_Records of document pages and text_

== Segment start ==

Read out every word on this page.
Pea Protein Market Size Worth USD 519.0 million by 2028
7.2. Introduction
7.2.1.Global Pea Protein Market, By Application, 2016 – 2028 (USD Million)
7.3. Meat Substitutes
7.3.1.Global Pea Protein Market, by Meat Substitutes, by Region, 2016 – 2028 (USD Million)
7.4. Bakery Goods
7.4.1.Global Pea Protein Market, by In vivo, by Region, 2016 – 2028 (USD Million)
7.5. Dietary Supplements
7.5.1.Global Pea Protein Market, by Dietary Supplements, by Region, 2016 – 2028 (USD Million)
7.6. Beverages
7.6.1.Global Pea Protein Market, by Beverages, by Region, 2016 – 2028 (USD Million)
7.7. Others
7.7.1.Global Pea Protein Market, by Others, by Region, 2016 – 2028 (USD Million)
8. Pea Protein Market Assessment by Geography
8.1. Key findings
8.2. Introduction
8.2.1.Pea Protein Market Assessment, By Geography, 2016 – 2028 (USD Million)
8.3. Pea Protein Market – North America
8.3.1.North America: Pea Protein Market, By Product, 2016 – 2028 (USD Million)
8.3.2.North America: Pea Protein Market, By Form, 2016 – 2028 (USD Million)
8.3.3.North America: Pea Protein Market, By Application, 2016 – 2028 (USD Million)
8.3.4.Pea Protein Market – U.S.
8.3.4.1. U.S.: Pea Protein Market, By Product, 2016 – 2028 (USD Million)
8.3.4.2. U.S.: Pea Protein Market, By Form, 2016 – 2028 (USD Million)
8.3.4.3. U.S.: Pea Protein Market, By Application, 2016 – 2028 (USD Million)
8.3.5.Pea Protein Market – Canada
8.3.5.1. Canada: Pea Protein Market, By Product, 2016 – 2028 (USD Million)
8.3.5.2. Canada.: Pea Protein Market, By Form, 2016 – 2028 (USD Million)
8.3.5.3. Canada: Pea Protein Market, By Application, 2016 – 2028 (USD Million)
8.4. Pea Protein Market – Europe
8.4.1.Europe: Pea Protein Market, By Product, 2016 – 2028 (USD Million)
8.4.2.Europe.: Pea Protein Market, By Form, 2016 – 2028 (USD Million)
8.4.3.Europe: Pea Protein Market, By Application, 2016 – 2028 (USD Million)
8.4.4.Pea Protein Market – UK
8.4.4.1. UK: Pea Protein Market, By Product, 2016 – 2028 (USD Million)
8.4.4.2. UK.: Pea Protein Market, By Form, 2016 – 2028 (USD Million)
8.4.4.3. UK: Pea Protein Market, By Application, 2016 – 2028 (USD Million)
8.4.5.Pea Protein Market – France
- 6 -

== Segment end ==

Could you copy every line from the records that mentions the word "Substitutes"?

_YOUR SOLUTION_
7.3. Meat Substitutes
7.3.1.Global Pea Protein Market, by Meat Substitutes, by Region, 2016 – 2028 (USD Million)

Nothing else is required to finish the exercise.